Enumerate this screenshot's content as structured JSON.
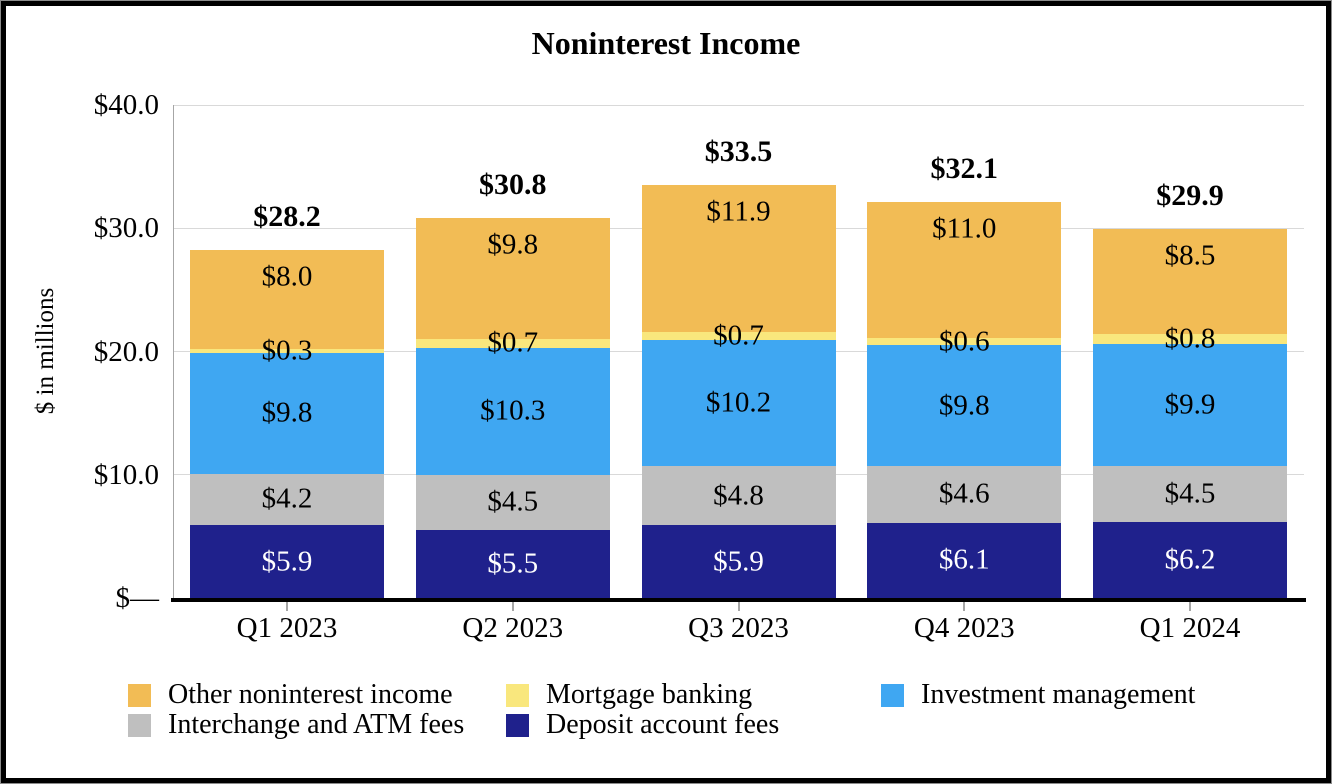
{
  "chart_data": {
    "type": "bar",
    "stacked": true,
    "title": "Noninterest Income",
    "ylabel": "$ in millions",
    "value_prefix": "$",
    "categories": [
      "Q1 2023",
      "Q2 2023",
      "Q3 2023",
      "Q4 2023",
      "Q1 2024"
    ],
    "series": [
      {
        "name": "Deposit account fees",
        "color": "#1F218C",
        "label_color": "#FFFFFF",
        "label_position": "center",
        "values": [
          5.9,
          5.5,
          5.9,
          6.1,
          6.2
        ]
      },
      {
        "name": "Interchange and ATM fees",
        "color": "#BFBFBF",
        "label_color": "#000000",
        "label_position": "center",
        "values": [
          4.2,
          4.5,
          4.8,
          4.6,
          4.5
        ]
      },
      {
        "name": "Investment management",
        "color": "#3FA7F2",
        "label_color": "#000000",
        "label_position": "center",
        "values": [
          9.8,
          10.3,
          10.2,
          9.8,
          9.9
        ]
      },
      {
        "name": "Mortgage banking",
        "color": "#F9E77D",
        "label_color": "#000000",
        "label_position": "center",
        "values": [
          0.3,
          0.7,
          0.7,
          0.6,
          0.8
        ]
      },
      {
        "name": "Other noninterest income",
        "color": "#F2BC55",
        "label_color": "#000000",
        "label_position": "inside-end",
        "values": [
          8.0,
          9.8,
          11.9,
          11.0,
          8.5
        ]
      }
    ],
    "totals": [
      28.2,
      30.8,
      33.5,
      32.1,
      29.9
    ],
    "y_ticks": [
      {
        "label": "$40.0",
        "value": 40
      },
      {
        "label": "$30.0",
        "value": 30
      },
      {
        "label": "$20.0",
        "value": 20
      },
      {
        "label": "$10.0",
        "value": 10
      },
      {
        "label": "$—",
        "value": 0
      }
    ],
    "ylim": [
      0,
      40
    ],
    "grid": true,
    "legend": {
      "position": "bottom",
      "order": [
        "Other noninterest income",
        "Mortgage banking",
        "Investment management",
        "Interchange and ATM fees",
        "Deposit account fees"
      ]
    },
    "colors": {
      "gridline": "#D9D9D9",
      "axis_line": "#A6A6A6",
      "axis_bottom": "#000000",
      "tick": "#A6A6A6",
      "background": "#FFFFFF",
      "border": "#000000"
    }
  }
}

# # # # #

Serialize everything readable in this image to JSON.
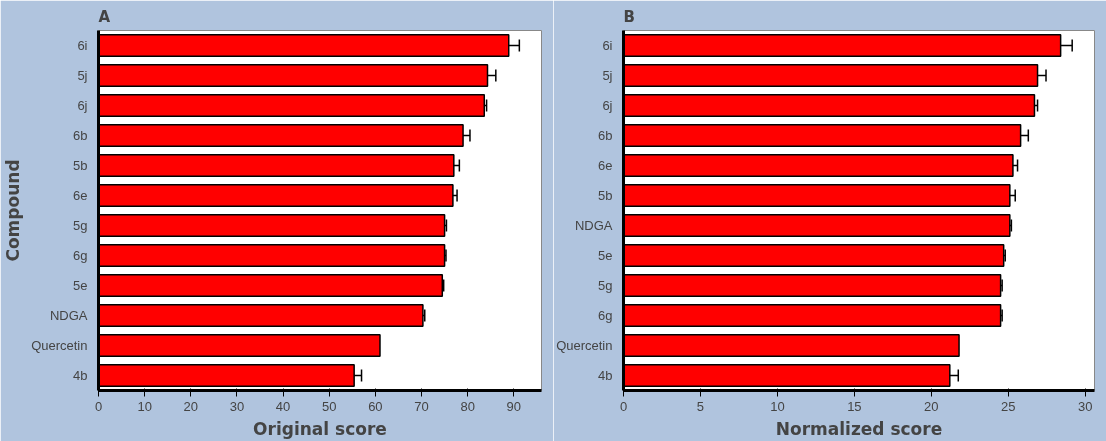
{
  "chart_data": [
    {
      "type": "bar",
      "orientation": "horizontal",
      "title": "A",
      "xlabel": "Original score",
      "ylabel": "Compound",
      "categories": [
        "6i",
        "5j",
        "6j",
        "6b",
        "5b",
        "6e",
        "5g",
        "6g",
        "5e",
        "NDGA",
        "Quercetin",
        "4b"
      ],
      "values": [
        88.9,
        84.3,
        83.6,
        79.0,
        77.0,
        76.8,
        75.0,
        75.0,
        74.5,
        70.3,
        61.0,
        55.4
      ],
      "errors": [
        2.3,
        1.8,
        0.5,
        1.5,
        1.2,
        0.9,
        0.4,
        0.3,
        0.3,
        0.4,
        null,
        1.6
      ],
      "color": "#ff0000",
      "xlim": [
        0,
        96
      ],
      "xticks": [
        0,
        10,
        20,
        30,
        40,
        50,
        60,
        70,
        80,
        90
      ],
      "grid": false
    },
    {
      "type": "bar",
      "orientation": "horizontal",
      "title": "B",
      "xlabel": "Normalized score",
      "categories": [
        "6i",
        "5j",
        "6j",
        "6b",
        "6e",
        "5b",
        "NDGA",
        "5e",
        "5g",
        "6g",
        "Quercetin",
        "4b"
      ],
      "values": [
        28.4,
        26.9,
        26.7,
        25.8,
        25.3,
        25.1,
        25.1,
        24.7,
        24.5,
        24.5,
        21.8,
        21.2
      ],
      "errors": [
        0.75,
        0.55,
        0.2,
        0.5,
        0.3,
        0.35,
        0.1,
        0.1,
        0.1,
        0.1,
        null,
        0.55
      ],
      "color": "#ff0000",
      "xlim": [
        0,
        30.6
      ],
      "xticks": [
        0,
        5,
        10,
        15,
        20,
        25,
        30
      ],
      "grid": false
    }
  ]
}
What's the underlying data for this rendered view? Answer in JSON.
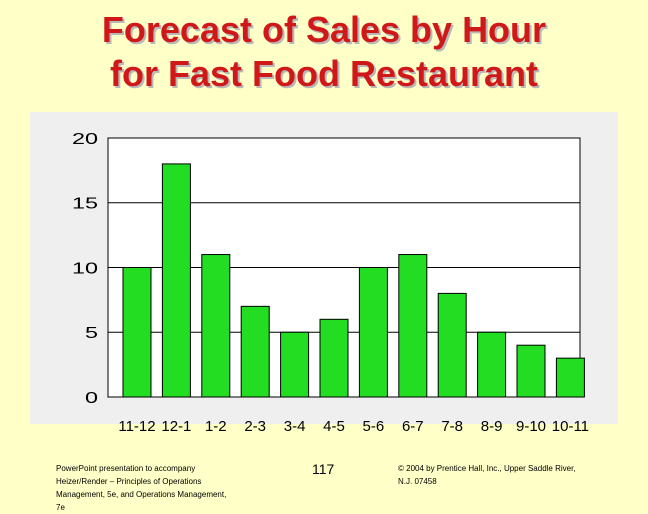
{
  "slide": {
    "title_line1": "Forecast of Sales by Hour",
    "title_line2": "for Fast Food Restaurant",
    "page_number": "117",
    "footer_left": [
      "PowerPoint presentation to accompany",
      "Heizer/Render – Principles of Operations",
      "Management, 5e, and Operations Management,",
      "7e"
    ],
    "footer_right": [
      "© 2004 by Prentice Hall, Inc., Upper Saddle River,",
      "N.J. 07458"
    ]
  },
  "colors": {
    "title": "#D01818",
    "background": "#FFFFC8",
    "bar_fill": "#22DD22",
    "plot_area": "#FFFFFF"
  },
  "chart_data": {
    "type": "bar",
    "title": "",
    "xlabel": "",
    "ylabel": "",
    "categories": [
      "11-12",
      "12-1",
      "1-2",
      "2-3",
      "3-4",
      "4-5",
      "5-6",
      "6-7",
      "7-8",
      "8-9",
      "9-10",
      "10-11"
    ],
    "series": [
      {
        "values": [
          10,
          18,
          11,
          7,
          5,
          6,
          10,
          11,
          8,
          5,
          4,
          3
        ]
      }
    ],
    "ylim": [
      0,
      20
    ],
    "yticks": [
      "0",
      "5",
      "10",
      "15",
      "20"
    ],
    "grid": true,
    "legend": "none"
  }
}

# # # # #

THE EXERCISE.
Give only the number of lines in the data that hold the string "Interchange".

FINAL RESULT.
2